[Written problem]: Pick out all lines of the entries that include the word "text" and copy them.

>> Begin

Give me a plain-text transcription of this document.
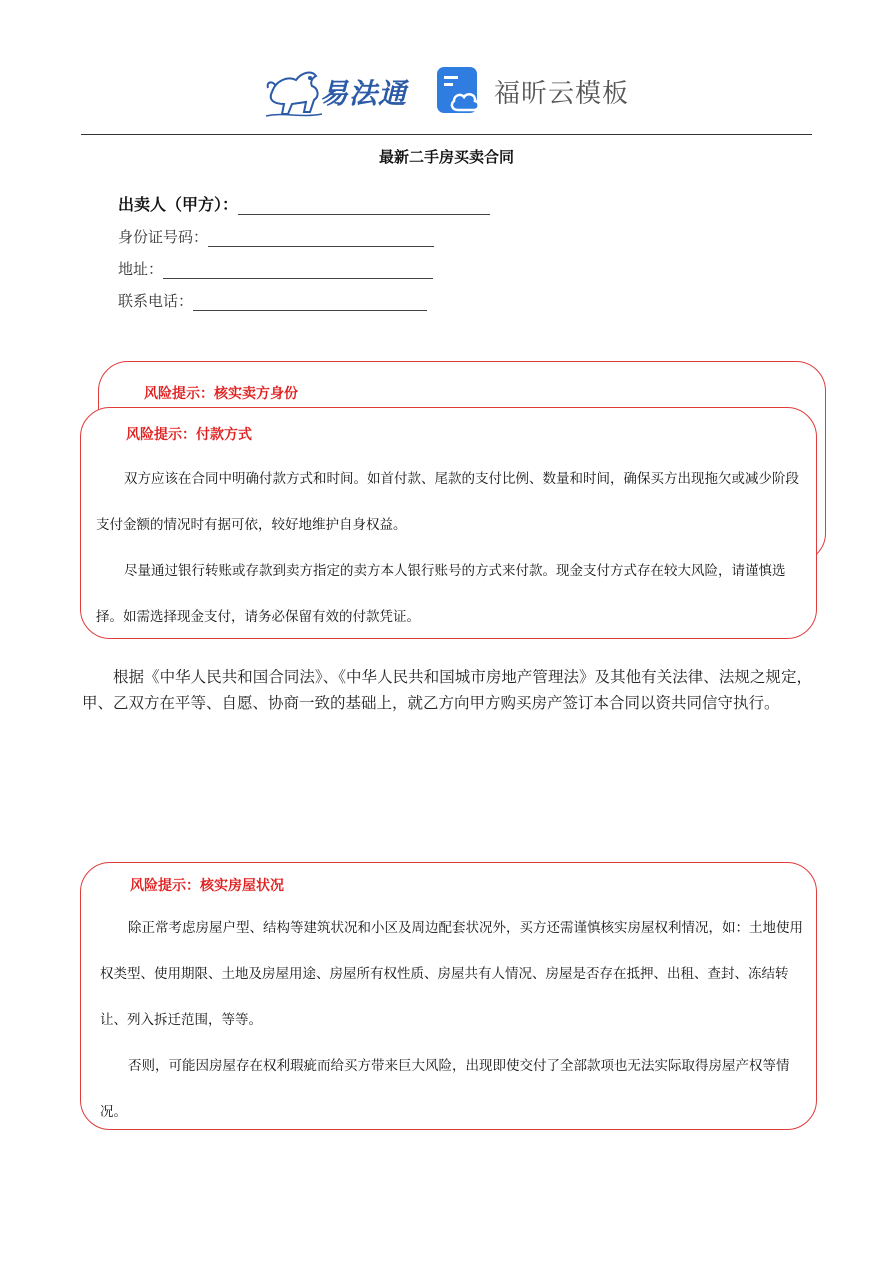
易法通	福昕云模板
最新二手房买卖合同
出卖人（甲方）：
身份证号码：
地址：
联系电话：
风险提示：核实卖方身份
风险提示：付款方式

双方应该在合同中明确付款方式和时间。如首付款、尾款的支付比例、数量和时间，确保买方出现拖欠或减少阶段支付金额的情况时有据可依，较好地维护自身权益。

尽量通过银行转账或存款到卖方指定的卖方本人银行账号的方式来付款。现金支付方式存在较大风险，请谨慎选择。如需选择现金支付，请务必保留有效的付款凭证。

根据《中华人民共和国合同法》、《中华人民共和国城市房地产管理法》及其他有关法律、法规之规定，甲、乙双方在平等、自愿、协商一致的基础上，就乙方向甲方购买房产签订本合同以资共同信守执行。

风险提示：核实房屋状况

除正常考虑房屋户型、结构等建筑状况和小区及周边配套状况外，买方还需谨慎核实房屋权利情况，如：土地使用权类型、使用期限、土地及房屋用途、房屋所有权性质、房屋共有人情况、房屋是否存在抵押、出租、查封、冻结转让、列入拆迁范围，等等。

否则，可能因房屋存在权利瑕疵而给买方带来巨大风险，出现即使交付了全部款项也无法实际取得房屋产权等情况。
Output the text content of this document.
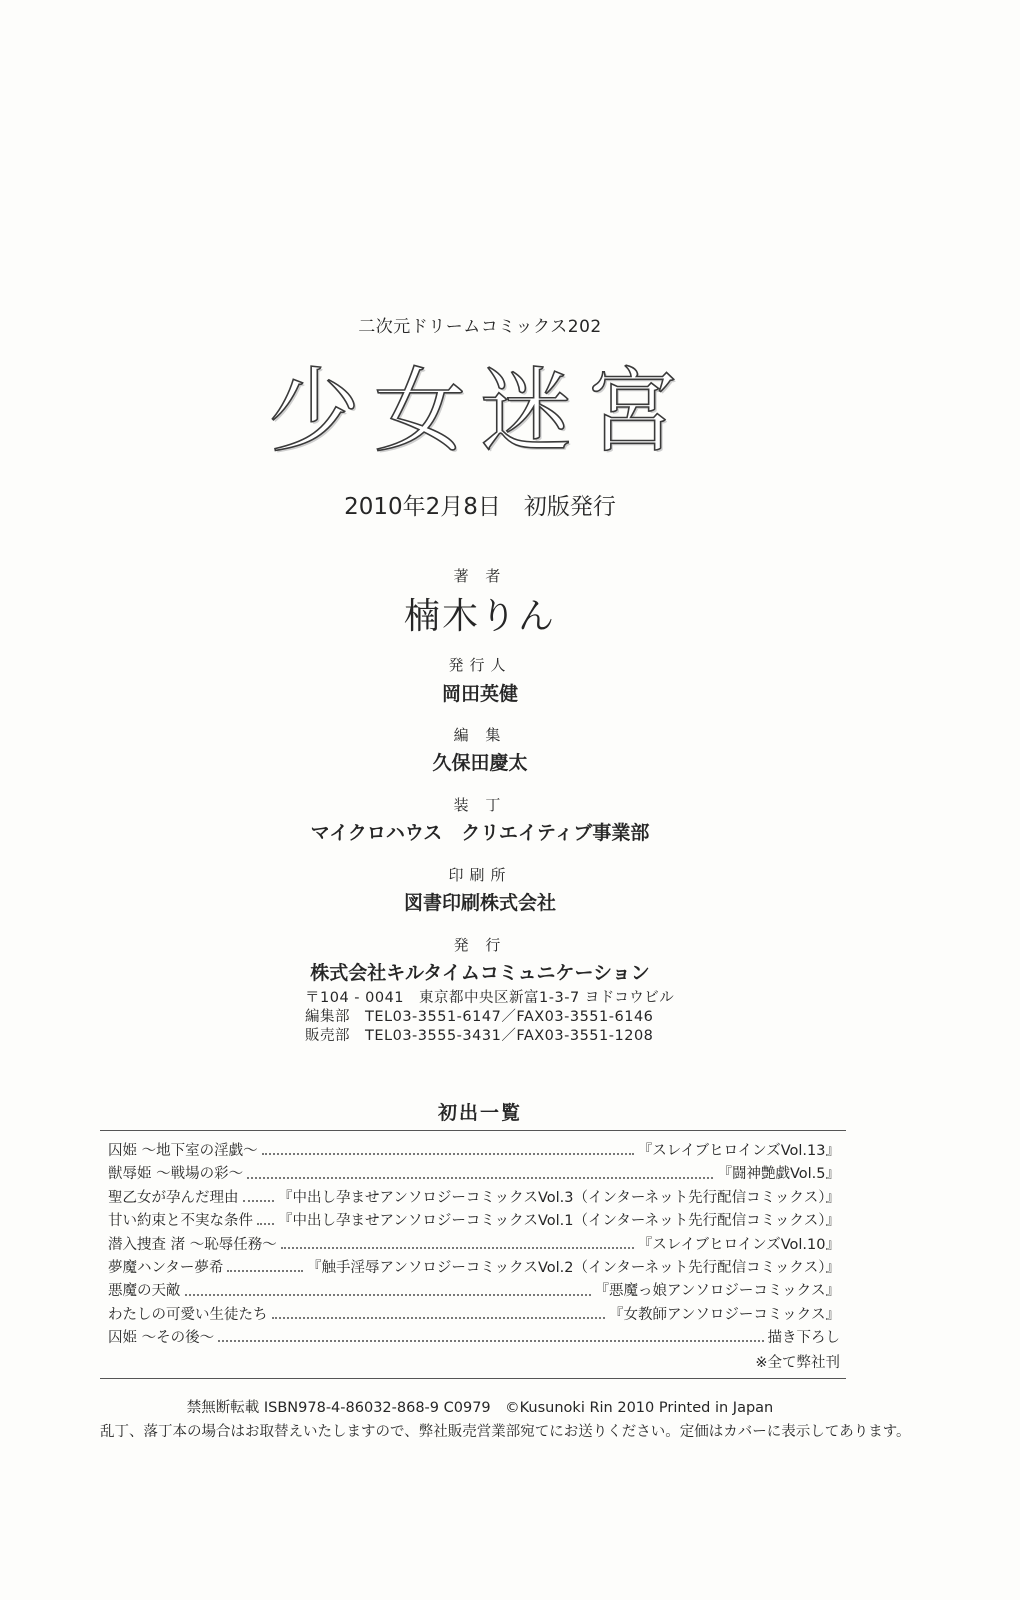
二次元ドリームコミックス202
少女迷宮
2010年2月8日　初版発行
著 者
楠木りん
発行人
岡田英健
編 集
久保田慶太
装 丁
マイクロハウス　クリエイティブ事業部
印刷所
図書印刷株式会社
発 行
株式会社キルタイムコミュニケーション
〒104 - 0041　東京都中央区新富1-3-7 ヨドコウビル
編集部　TEL03-3551-6147／FAX03-3551-6146
販売部　TEL03-3555-3431／FAX03-3551-1208
初出一覧
囚姫 ～地下室の淫戯～	『スレイブヒロインズVol.13』
獣辱姫 ～戦場の彩～	『闘神艶戯Vol.5』
聖乙女が孕んだ理由	『中出し孕ませアンソロジーコミックスVol.3（インターネット先行配信コミックス）』
甘い約束と不実な条件 『中出し孕ませアンソロジーコミックスVol.1（インターネット先行配信コミックス）』
潜入捜査 渚 ～恥辱任務～	『スレイブヒロインズVol.10』
夢魔ハンター夢希	『触手淫辱アンソロジーコミックスVol.2（インターネット先行配信コミックス）』
悪魔の天敵	『悪魔っ娘アンソロジーコミックス』
わたしの可愛い生徒たち	『女教師アンソロジーコミックス』
囚姫 ～その後～	描き下ろし
※全て弊社刊
禁無断転載 ISBN978-4-86032-868-9 C0979　©Kusunoki Rin 2010 Printed in Japan
乱丁、落丁本の場合はお取替えいたしますので、弊社販売営業部宛てにお送りください。定価はカバーに表示してあります。
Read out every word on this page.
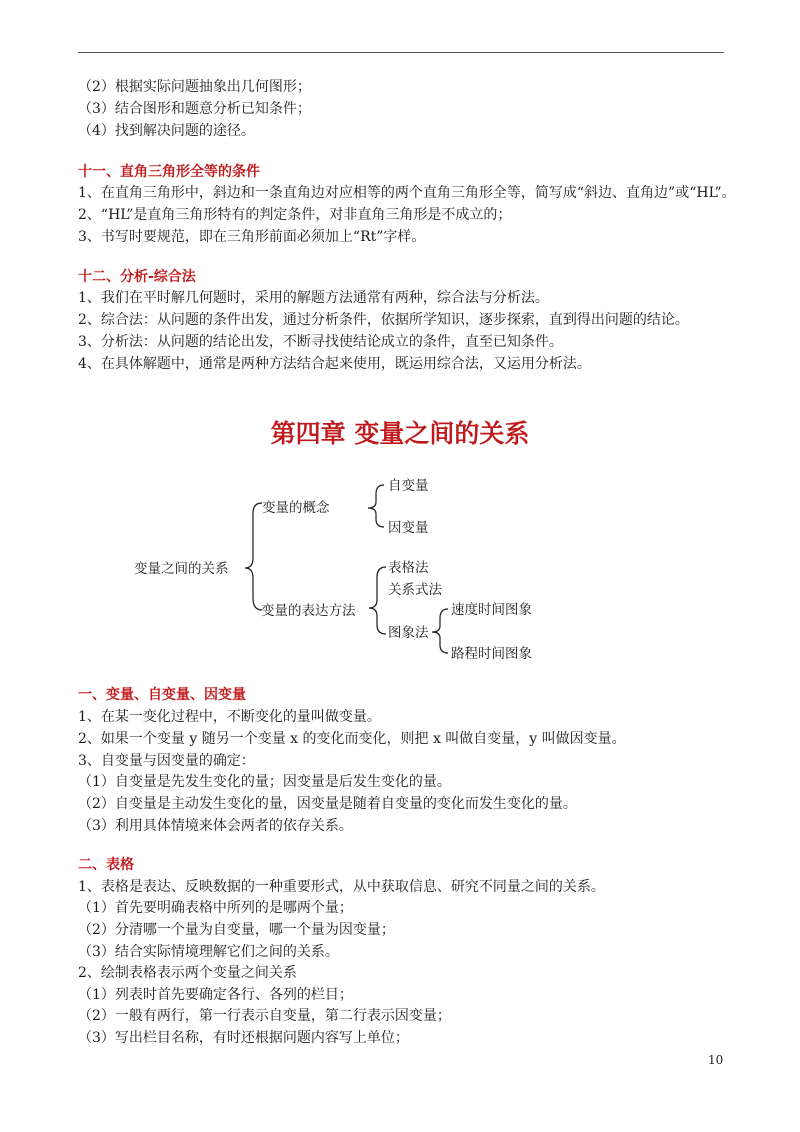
（2）根据实际问题抽象出几何图形；
（3）结合图形和题意分析已知条件；
（4）找到解决问题的途径。
十一、直角三角形全等的条件
1、在直角三角形中，斜边和一条直角边对应相等的两个直角三角形全等，简写成“斜边、直角边”或“HL”。
2、“HL”是直角三角形特有的判定条件，对非直角三角形是不成立的；
3、书写时要规范，即在三角形前面必须加上“Rt”字样。
十二、分析-综合法
1、我们在平时解几何题时，采用的解题方法通常有两种，综合法与分析法。
2、综合法：从问题的条件出发，通过分析条件，依据所学知识，逐步探索，直到得出问题的结论。
3、分析法：从问题的结论出发，不断寻找使结论成立的条件，直至已知条件。
4、在具体解题中，通常是两种方法结合起来使用，既运用综合法，又运用分析法。
第四章 变量之间的关系
变量之间的关系
变量的概念
自变量
因变量
变量的表达方法
表格法
关系式法
图象法
速度时间图象
路程时间图象
一、变量、自变量、因变量
1、在某一变化过程中，不断变化的量叫做变量。
2、如果一个变量 y 随另一个变量 x 的变化而变化，则把 x 叫做自变量，y 叫做因变量。
3、自变量与因变量的确定：
（1）自变量是先发生变化的量；因变量是后发生变化的量。
（2）自变量是主动发生变化的量，因变量是随着自变量的变化而发生变化的量。
（3）利用具体情境来体会两者的依存关系。
二、表格
1、表格是表达、反映数据的一种重要形式，从中获取信息、研究不同量之间的关系。
（1）首先要明确表格中所列的是哪两个量；
（2）分清哪一个量为自变量，哪一个量为因变量；
（3）结合实际情境理解它们之间的关系。
2、绘制表格表示两个变量之间关系
（1）列表时首先要确定各行、各列的栏目；
（2）一般有两行，第一行表示自变量，第二行表示因变量；
（3）写出栏目名称，有时还根据问题内容写上单位；
10
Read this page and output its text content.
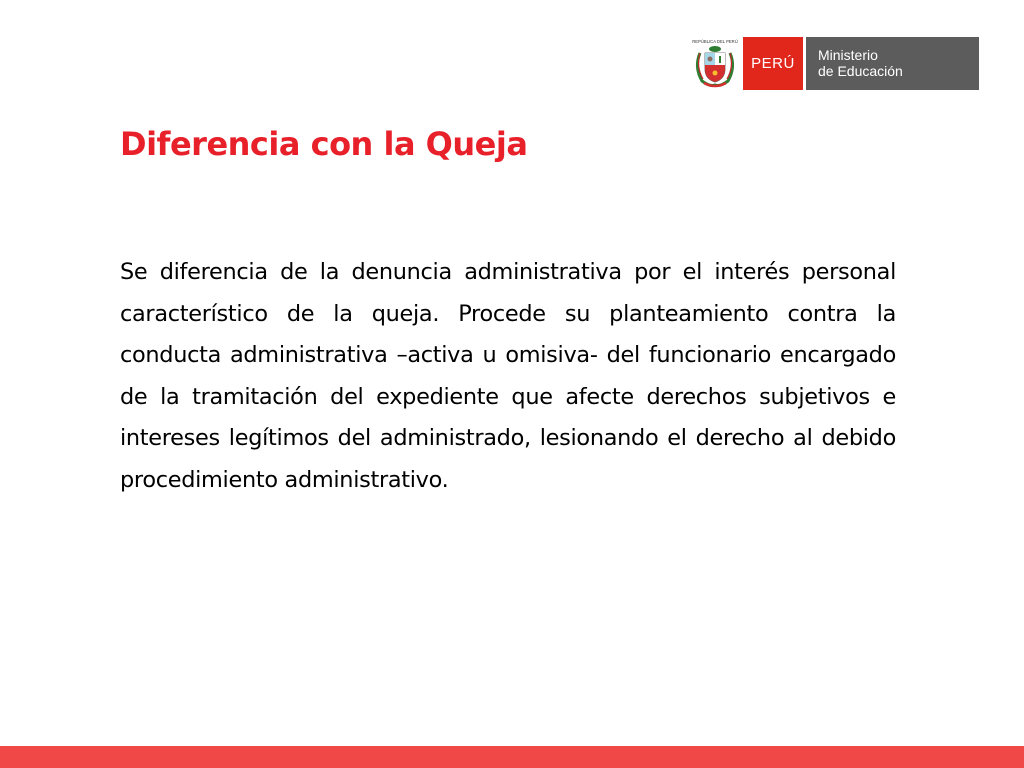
REPÚBLICA DEL PERÚ
PERÚ	Ministerio
de Educación
Diferencia con la Queja

Se diferencia de la denuncia administrativa por el interés personal característico de la queja. Procede su planteamiento contra la conducta administrativa –activa u omisiva- del funcionario encargado de la tramitación del expediente que afecte derechos subjetivos e intereses legítimos del administrado, lesionando el derecho al debido procedimiento administrativo.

>> End

[Result of the exercise]:
Give me a plain-text transcription of this document.
Output the text content of this document.
Read this page and output its text content.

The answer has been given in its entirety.